**Stored data:**
____
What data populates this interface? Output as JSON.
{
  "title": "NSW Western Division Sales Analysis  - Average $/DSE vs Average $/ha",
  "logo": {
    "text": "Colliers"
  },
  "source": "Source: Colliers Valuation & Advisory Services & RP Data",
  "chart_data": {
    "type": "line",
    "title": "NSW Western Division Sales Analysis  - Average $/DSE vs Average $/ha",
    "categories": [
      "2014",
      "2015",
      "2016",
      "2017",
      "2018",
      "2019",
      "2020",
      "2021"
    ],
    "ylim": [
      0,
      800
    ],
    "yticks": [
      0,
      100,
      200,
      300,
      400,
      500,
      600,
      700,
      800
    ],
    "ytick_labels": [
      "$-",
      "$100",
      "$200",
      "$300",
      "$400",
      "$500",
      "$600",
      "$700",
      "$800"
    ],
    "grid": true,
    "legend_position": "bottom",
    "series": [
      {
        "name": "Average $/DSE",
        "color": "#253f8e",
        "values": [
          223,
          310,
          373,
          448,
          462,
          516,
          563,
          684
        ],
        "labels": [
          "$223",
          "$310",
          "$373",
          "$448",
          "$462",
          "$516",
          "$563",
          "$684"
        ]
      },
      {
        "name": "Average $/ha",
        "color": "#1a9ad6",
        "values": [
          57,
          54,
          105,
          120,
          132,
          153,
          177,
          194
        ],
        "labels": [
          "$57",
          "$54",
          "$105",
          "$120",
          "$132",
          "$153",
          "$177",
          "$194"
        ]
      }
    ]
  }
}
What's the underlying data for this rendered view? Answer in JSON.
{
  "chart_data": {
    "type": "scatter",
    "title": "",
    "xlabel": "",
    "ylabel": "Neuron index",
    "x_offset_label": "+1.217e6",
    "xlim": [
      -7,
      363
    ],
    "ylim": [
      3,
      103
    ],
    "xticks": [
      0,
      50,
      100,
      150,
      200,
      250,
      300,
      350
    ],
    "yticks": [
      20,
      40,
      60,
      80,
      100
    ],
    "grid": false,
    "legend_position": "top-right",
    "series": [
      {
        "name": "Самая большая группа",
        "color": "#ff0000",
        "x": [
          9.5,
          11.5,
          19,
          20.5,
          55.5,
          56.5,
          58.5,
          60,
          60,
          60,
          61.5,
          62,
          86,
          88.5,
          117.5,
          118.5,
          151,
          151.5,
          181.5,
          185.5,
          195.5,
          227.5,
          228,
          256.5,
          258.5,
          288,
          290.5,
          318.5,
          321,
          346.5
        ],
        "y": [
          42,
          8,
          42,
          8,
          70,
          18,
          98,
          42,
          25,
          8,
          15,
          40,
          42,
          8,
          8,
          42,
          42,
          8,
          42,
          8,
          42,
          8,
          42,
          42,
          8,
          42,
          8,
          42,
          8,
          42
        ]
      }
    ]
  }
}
____
**Task to complete:** Pick out the lines that include the word "Division" and write them out.

**Answer in full:**
  "title": "NSW Western Division Sales Analysis  - Average $/DSE vs Average $/ha",
    "title": "NSW Western Division Sales Analysis  - Average $/DSE vs Average $/ha",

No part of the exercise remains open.